(begin)

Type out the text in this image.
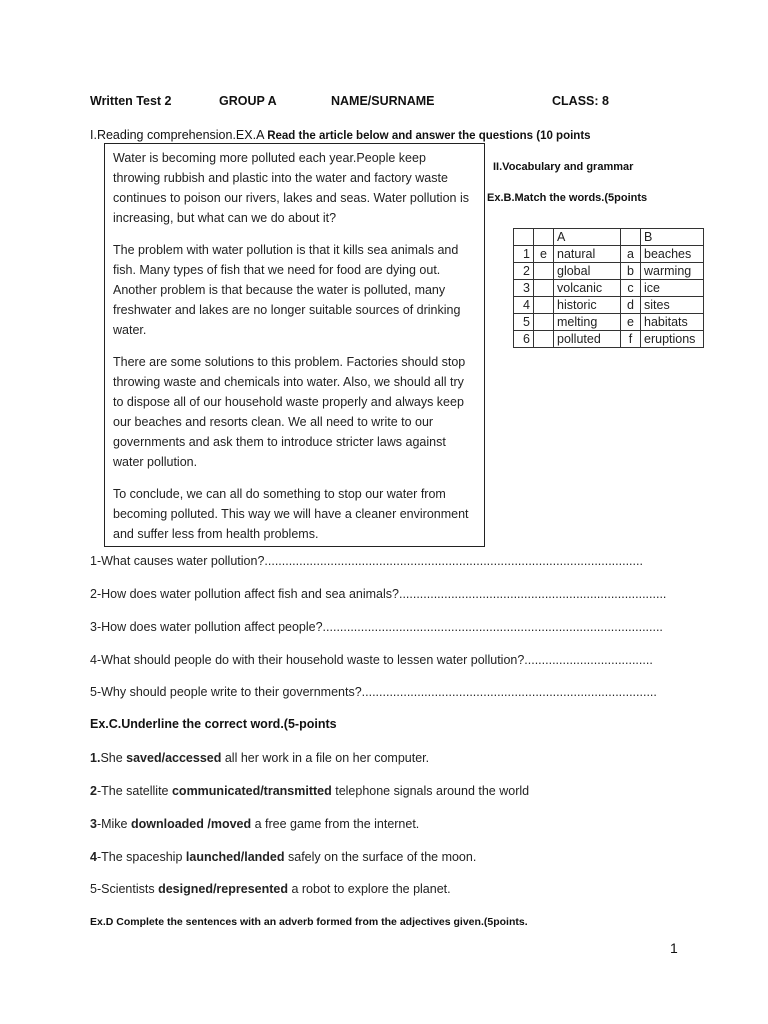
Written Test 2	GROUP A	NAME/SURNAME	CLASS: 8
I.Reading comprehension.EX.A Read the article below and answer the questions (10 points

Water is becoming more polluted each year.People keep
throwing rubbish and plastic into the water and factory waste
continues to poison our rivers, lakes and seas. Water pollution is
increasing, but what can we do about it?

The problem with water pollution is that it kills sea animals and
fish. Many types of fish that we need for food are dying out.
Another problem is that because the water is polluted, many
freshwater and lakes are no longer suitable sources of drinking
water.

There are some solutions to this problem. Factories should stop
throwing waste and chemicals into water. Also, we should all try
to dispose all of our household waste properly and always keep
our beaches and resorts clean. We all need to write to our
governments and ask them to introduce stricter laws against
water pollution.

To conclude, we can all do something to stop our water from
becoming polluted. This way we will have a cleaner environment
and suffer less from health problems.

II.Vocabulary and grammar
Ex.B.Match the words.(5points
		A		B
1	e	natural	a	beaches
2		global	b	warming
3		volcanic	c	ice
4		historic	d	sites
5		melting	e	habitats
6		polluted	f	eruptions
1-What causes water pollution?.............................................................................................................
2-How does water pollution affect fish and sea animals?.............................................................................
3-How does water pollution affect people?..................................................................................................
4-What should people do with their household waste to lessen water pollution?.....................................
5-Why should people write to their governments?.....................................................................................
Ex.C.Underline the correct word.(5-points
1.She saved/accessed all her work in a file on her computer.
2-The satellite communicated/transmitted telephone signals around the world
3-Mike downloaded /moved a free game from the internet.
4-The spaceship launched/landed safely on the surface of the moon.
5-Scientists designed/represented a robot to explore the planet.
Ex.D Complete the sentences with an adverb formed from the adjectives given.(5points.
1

(end)
(begin)

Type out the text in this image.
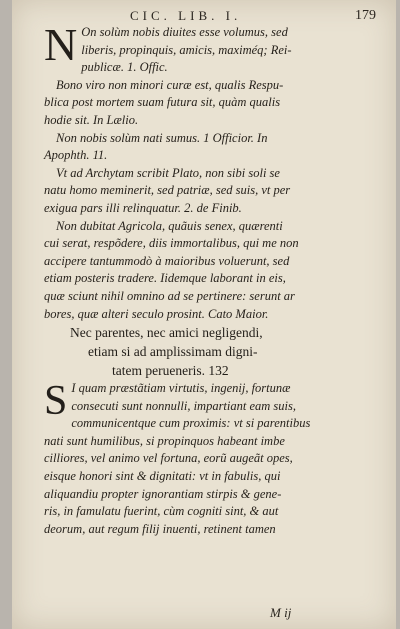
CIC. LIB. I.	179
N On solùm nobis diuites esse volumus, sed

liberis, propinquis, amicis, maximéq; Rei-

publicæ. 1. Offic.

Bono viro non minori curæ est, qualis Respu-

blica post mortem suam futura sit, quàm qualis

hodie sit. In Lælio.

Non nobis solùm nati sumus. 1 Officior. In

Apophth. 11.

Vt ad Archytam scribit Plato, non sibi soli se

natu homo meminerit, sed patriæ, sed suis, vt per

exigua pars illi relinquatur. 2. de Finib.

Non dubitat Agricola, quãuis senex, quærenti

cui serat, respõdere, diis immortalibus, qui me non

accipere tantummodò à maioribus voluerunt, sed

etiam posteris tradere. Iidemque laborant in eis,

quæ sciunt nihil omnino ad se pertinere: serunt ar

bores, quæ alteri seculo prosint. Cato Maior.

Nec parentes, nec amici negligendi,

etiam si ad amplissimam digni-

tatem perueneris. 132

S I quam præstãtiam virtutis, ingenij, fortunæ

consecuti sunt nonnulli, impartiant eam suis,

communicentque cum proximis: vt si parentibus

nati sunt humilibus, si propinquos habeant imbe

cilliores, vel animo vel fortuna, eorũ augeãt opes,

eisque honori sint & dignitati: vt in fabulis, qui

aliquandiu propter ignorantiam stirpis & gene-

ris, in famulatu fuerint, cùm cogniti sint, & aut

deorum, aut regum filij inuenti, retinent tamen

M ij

(end)

Task requirements: Your answer should be a single number: the count of lines in the listing that contain the word "affect".

Solved exercise: 2